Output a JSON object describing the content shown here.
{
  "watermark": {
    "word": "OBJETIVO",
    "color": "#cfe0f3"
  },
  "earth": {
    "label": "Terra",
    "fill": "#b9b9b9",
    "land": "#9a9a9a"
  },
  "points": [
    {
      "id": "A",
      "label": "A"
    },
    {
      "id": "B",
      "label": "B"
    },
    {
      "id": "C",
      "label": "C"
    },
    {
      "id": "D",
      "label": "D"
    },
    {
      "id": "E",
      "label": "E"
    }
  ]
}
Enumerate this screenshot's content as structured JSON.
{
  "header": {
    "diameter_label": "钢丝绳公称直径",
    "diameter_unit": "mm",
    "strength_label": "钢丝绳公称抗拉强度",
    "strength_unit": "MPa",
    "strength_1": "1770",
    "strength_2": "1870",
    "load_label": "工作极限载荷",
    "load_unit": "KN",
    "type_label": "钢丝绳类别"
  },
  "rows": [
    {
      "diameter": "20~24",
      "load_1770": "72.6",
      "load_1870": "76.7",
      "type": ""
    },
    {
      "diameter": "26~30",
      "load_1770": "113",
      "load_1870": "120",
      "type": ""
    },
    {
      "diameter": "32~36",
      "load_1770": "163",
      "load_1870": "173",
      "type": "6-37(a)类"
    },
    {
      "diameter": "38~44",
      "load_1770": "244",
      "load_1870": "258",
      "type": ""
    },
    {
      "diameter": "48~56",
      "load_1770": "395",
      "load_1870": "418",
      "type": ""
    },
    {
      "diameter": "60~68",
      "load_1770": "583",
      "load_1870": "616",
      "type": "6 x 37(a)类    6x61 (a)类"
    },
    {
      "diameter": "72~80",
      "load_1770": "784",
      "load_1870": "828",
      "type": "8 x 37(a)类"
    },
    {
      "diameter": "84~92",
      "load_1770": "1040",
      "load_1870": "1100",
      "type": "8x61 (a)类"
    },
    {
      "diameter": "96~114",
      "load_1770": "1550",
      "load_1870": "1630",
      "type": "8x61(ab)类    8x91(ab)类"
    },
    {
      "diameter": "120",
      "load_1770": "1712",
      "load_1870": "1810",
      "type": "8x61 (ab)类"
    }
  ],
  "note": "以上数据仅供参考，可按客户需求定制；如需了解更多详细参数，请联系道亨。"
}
*-*-*
:: PROBLEM TO WORK ON ::
Gather each line holding the string "JSON".

:: SOLUTION FOR THIS EXERCISE ::
Output a JSON object describing the content shown here.
Enumerate this screenshot's content as structured JSON.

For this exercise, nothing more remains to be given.